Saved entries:
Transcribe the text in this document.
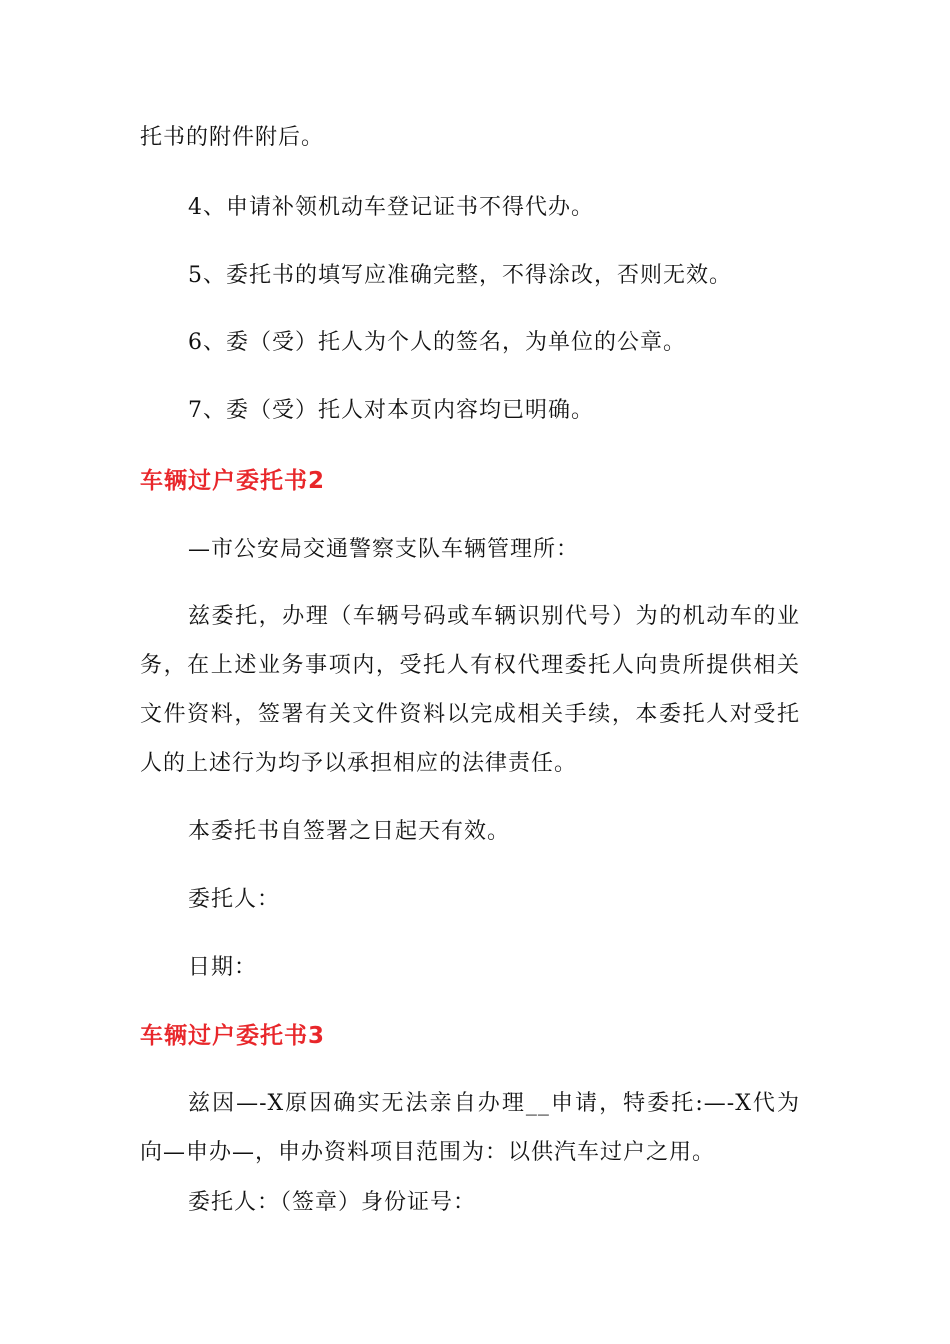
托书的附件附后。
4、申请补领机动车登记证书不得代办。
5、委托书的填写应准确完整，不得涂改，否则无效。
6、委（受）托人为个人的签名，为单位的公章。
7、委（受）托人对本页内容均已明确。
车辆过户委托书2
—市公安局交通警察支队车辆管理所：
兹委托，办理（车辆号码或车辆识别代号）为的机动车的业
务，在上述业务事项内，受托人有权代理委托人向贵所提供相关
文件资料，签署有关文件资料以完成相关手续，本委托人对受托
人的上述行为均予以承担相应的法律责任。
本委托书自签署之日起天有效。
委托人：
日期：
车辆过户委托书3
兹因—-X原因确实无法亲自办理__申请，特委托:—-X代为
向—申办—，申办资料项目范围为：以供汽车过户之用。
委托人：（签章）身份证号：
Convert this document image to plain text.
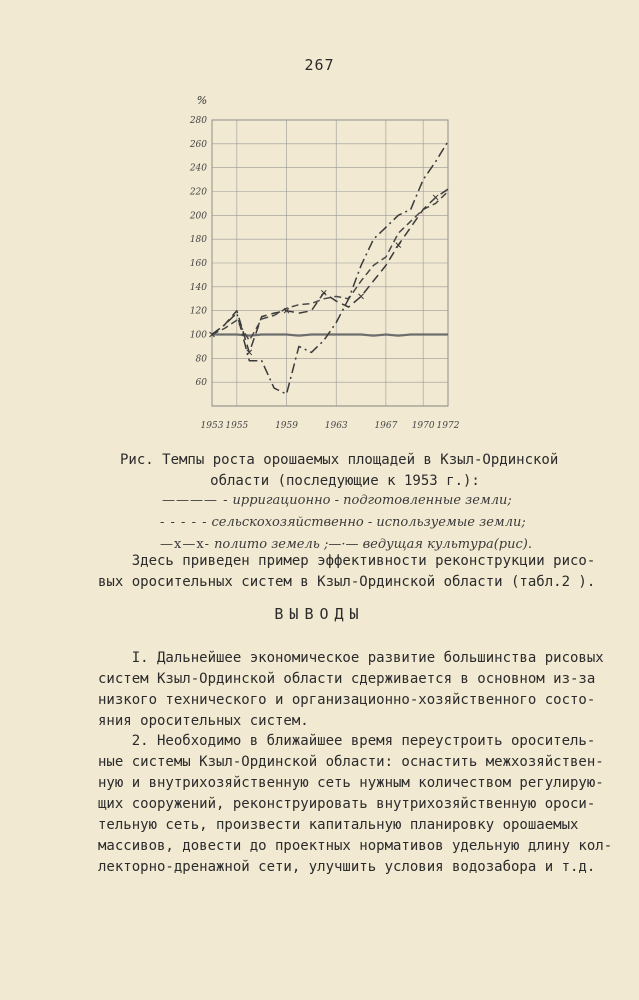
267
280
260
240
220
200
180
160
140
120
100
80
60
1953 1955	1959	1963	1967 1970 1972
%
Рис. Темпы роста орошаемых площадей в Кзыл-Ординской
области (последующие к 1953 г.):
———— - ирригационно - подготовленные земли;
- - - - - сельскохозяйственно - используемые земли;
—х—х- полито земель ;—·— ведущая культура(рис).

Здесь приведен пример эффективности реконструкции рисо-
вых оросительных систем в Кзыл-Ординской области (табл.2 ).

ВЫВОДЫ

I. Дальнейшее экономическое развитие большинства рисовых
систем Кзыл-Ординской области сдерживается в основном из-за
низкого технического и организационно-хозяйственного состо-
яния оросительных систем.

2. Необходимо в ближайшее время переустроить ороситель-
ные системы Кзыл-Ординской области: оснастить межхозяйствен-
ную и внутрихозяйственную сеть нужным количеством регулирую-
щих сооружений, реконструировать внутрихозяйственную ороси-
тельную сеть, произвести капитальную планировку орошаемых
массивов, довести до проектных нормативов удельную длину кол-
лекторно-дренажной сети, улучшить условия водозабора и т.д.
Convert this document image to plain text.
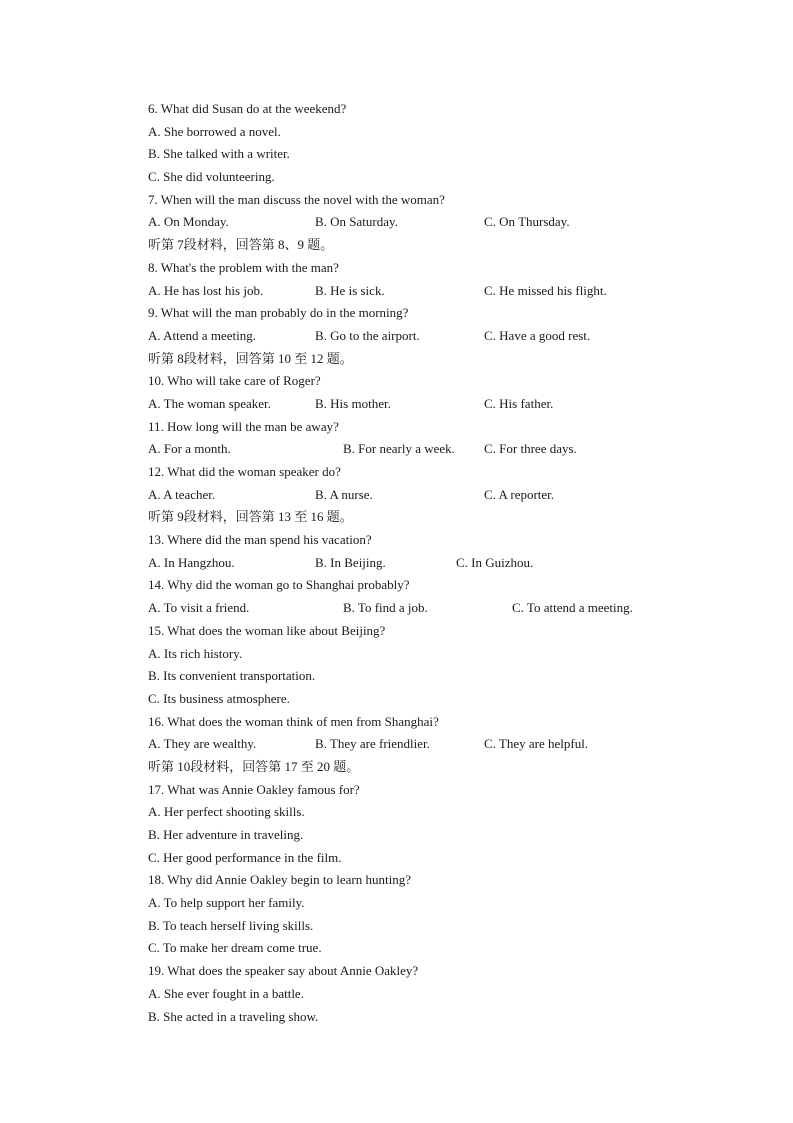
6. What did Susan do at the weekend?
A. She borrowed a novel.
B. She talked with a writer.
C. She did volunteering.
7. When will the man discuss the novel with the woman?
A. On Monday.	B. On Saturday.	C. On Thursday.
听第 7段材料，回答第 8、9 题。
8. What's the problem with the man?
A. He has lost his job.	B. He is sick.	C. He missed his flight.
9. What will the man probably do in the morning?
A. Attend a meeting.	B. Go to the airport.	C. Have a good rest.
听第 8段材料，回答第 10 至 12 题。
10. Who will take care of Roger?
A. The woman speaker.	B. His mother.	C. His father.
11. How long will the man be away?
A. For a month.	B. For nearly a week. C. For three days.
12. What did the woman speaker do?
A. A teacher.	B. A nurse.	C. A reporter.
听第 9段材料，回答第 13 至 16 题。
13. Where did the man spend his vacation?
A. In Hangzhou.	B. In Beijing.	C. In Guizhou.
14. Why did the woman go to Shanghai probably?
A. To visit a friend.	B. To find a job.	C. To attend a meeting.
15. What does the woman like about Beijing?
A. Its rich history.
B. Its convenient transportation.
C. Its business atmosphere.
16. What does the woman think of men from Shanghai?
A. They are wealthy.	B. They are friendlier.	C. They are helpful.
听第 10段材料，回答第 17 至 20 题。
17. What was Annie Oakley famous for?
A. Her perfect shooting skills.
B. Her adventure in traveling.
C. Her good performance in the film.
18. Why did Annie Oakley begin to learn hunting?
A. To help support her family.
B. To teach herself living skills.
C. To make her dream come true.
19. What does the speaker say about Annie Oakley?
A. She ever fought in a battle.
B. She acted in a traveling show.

▶ _Direction_
Scan the records above for the string "земли", then report every line that contains it.

▶ _Correct response_
———— - ирригационно - подготовленные земли;
- - - - - сельскохозяйственно - используемые земли;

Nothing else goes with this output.